> [Input records]

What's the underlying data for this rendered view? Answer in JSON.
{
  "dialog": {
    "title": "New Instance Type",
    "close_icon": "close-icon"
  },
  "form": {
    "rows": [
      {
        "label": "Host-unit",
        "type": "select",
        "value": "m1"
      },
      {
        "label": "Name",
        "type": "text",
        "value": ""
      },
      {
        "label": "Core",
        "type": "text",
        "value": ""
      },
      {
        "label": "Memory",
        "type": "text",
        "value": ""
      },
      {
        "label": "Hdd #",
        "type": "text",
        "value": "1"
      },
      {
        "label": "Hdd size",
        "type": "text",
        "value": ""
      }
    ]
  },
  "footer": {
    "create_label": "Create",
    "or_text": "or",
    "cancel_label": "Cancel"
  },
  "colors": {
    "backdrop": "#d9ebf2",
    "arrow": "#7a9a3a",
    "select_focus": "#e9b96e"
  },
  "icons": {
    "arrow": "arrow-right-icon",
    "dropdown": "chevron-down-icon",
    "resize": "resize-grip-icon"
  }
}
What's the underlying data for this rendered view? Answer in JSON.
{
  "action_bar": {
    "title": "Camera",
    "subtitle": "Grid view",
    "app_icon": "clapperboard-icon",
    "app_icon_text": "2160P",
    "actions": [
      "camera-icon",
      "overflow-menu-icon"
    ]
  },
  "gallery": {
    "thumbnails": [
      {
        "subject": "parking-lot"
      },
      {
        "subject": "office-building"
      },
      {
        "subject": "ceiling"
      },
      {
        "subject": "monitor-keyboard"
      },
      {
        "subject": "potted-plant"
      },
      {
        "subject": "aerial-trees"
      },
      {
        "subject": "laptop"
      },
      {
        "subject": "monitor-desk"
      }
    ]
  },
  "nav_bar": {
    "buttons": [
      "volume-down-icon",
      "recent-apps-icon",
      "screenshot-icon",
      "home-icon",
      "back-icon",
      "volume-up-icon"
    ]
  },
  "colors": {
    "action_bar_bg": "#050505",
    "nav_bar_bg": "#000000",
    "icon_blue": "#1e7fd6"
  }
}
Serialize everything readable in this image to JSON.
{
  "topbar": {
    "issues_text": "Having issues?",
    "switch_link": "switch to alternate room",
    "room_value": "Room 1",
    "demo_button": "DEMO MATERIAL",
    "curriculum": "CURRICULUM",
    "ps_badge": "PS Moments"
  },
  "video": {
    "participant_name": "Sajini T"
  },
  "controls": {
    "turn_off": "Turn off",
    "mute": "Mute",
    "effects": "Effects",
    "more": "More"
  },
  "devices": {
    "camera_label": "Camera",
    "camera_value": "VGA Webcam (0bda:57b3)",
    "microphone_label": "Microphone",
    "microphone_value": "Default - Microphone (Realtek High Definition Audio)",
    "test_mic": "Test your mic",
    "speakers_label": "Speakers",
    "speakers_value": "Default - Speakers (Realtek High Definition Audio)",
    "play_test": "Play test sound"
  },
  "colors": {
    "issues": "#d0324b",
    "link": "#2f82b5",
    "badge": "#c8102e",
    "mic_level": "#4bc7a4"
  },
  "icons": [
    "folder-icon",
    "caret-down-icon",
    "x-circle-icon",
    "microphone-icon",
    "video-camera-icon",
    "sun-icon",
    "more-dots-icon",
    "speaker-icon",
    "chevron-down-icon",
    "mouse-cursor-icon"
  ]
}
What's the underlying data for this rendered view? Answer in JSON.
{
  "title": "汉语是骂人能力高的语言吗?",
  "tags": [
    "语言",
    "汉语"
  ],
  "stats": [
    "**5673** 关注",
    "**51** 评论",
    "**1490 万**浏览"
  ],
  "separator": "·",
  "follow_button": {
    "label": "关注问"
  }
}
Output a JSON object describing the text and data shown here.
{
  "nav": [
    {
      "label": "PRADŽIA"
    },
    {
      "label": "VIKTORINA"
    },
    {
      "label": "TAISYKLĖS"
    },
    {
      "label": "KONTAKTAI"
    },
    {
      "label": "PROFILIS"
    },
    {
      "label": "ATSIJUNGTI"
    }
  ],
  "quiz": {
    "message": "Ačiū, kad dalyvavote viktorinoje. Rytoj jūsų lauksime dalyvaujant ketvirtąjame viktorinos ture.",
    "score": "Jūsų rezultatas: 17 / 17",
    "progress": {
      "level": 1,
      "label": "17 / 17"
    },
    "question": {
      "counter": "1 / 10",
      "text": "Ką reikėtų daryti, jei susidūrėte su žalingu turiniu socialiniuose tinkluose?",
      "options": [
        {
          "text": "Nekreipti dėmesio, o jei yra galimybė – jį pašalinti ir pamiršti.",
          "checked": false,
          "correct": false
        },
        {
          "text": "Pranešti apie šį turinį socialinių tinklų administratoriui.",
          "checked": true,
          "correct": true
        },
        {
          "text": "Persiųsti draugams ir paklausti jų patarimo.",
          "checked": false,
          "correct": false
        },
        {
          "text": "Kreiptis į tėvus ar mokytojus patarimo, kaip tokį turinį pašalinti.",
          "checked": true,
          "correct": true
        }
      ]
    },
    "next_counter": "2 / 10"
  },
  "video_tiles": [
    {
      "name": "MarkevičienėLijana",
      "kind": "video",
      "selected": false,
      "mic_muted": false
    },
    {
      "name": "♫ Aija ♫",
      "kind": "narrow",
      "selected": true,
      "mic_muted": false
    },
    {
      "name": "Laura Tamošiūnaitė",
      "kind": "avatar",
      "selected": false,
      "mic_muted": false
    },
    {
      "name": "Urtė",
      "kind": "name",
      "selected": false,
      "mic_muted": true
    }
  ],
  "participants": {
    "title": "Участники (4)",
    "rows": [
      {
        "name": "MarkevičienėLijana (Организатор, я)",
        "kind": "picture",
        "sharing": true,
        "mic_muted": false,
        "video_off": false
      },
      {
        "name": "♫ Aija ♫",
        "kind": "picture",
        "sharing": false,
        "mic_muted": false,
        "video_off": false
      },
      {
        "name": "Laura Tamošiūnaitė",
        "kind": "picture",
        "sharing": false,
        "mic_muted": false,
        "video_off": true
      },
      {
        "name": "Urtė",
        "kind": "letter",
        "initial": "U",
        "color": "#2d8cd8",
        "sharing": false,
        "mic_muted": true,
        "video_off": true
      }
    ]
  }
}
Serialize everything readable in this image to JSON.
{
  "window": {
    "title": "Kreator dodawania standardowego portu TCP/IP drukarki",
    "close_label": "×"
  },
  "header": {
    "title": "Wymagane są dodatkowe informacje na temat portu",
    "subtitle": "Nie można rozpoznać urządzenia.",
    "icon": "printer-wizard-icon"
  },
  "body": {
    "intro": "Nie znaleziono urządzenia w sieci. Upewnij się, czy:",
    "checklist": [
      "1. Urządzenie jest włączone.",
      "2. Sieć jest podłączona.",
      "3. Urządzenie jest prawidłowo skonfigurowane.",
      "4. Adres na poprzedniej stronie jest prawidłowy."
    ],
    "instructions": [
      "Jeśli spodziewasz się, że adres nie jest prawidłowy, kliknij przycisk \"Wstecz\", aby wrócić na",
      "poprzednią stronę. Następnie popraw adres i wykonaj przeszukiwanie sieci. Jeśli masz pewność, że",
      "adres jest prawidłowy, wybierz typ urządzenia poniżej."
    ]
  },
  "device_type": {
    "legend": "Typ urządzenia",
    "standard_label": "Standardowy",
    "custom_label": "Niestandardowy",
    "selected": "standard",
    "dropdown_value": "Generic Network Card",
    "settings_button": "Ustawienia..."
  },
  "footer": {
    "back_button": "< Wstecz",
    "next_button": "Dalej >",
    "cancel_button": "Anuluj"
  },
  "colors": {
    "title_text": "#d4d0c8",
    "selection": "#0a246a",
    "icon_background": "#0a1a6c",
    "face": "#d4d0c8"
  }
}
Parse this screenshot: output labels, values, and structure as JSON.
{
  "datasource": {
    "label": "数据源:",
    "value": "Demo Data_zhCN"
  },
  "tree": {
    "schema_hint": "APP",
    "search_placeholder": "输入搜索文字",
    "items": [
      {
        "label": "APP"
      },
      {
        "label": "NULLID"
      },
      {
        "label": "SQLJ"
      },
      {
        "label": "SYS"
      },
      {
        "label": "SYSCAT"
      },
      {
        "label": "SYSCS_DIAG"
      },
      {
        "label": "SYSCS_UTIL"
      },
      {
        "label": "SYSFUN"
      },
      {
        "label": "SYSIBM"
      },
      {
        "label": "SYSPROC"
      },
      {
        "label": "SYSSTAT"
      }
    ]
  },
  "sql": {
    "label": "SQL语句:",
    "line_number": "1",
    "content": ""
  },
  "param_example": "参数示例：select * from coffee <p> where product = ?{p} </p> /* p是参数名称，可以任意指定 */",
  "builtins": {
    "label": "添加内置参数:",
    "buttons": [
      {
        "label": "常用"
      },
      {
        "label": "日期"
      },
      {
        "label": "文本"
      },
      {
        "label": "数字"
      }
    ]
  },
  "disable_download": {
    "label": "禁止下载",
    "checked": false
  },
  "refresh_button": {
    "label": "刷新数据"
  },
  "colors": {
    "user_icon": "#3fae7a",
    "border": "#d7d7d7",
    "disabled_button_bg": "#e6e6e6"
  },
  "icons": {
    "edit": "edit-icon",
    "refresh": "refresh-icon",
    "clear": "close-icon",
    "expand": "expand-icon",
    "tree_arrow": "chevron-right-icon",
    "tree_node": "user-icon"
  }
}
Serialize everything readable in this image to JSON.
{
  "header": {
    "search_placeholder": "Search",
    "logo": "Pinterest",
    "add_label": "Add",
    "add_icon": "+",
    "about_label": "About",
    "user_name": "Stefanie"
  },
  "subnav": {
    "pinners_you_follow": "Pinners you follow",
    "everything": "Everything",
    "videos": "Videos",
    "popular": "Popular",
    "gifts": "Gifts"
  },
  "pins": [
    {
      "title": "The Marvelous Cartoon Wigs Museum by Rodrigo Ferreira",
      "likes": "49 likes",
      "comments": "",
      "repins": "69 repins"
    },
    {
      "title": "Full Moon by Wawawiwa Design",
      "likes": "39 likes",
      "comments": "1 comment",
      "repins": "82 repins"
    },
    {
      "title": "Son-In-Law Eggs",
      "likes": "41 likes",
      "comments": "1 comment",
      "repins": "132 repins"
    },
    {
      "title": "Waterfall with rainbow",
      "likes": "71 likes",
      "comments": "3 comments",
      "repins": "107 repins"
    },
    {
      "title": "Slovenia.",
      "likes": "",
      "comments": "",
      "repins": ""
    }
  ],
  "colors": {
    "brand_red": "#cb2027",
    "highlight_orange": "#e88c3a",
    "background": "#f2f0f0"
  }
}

> [Exercise] From the entries above, copy every line containing the word "prawidłowy".

> [Result of the exercise]
      "4. Adres na poprzedniej stronie jest prawidłowy."
      "Jeśli spodziewasz się, że adres nie jest prawidłowy, kliknij przycisk \"Wstecz\", aby wrócić na",
      "adres jest prawidłowy, wybierz typ urządzenia poniżej."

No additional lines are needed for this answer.